■ Objective ■
Filter the listing below, copying every line in which the word "this" appears.

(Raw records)
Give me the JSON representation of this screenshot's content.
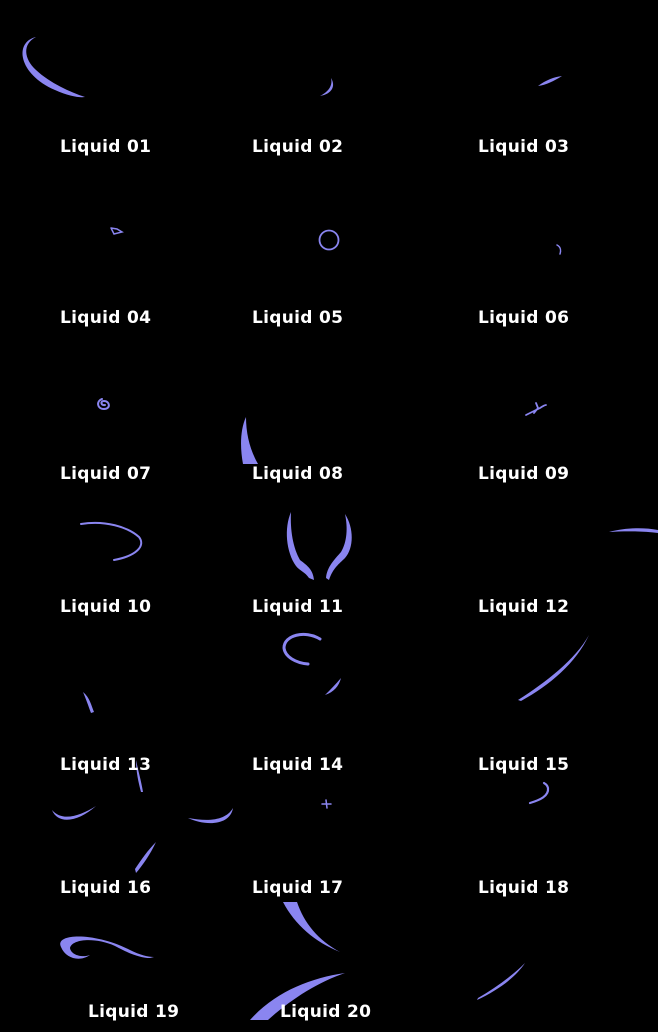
{
  "background": "#000000",
  "accent": "#8a85f0",
  "labels": [
    "Liquid 01",
    "Liquid 02",
    "Liquid 03",
    "Liquid 04",
    "Liquid 05",
    "Liquid 06",
    "Liquid 07",
    "Liquid 08",
    "Liquid 09",
    "Liquid 10",
    "Liquid 11",
    "Liquid 12",
    "Liquid 13",
    "Liquid 14",
    "Liquid 15",
    "Liquid 16",
    "Liquid 17",
    "Liquid 18",
    "Liquid 19",
    "Liquid 20"
  ]
}
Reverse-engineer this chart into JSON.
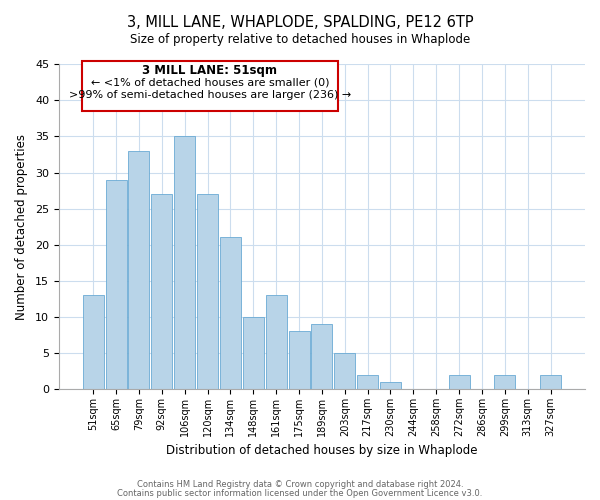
{
  "title": "3, MILL LANE, WHAPLODE, SPALDING, PE12 6TP",
  "subtitle": "Size of property relative to detached houses in Whaplode",
  "xlabel": "Distribution of detached houses by size in Whaplode",
  "ylabel": "Number of detached properties",
  "categories": [
    "51sqm",
    "65sqm",
    "79sqm",
    "92sqm",
    "106sqm",
    "120sqm",
    "134sqm",
    "148sqm",
    "161sqm",
    "175sqm",
    "189sqm",
    "203sqm",
    "217sqm",
    "230sqm",
    "244sqm",
    "258sqm",
    "272sqm",
    "286sqm",
    "299sqm",
    "313sqm",
    "327sqm"
  ],
  "values": [
    13,
    29,
    33,
    27,
    35,
    27,
    21,
    10,
    13,
    8,
    9,
    5,
    2,
    1,
    0,
    0,
    2,
    0,
    2,
    0,
    2
  ],
  "bar_color": "#b8d4e8",
  "bar_edge_color": "#6aaad4",
  "highlight_box_color": "#cc0000",
  "ylim": [
    0,
    45
  ],
  "yticks": [
    0,
    5,
    10,
    15,
    20,
    25,
    30,
    35,
    40,
    45
  ],
  "annotation_title": "3 MILL LANE: 51sqm",
  "annotation_line1": "← <1% of detached houses are smaller (0)",
  "annotation_line2": ">99% of semi-detached houses are larger (236) →",
  "footer_line1": "Contains HM Land Registry data © Crown copyright and database right 2024.",
  "footer_line2": "Contains public sector information licensed under the Open Government Licence v3.0.",
  "background_color": "#ffffff",
  "grid_color": "#ccddee"
}
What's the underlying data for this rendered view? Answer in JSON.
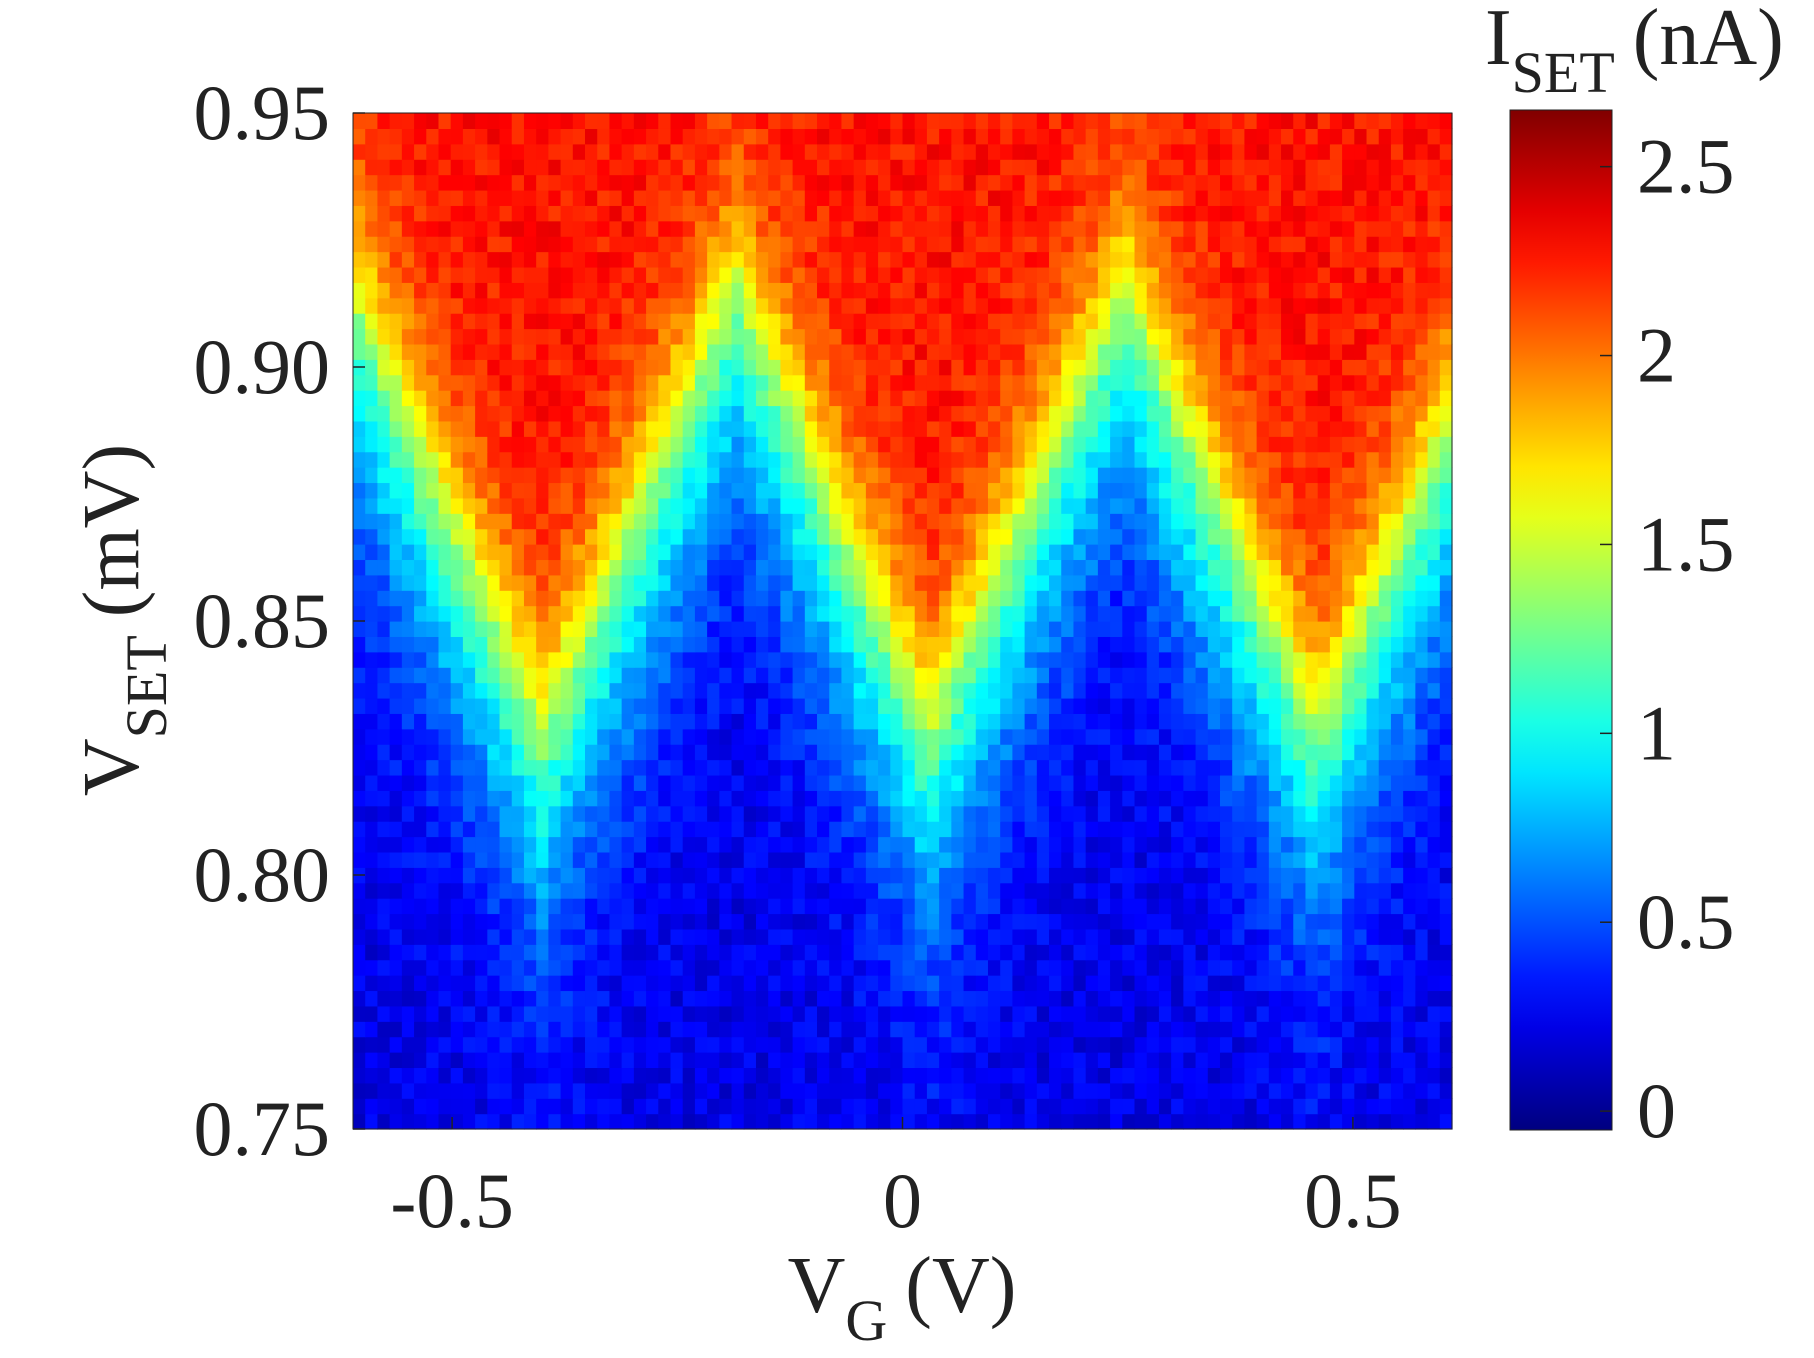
{
  "chart_data": {
    "type": "heatmap",
    "title": "",
    "xlabel": {
      "main": "V",
      "sub": "G",
      "unit": "(V)"
    },
    "ylabel": {
      "main": "V",
      "sub": "SET",
      "unit": "(mV)"
    },
    "xlim": [
      -0.61,
      0.61
    ],
    "ylim": [
      0.75,
      0.95
    ],
    "x_ticks": [
      -0.5,
      0,
      0.5
    ],
    "x_tick_labels": [
      "-0.5",
      "0",
      "0.5"
    ],
    "y_ticks": [
      0.75,
      0.8,
      0.85,
      0.9,
      0.95
    ],
    "y_tick_labels": [
      "0.75",
      "0.80",
      "0.85",
      "0.90",
      "0.95"
    ],
    "colorbar": {
      "label": {
        "main": "I",
        "sub": "SET",
        "unit": "(nA)"
      },
      "colormap": "jet",
      "clim": [
        -0.05,
        2.65
      ],
      "ticks": [
        0,
        0.5,
        1,
        1.5,
        2,
        2.5
      ],
      "tick_labels": [
        "0",
        "0.5",
        "1",
        "1.5",
        "2",
        "2.5"
      ]
    },
    "grid": {
      "x_start": -0.61,
      "x_end": 0.61,
      "nx": 90,
      "y_start": 0.75,
      "y_end": 0.95,
      "ny": 66,
      "pattern": "coulomb-diamond",
      "diamond_period_V": 0.43,
      "diamond_centers_V": [
        -0.41,
        0.03,
        0.46
      ],
      "diamond_valleys_V": [
        -0.19,
        0.24
      ],
      "z_min_nA": 0.15,
      "z_max_nA": 2.3
    }
  }
}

■ Exercise answer ■
Give me the JSON representation of this screenshot's content.
Reverse-engineer this chart into JSON.
What's the underlying data for this rendered view? Answer in JSON.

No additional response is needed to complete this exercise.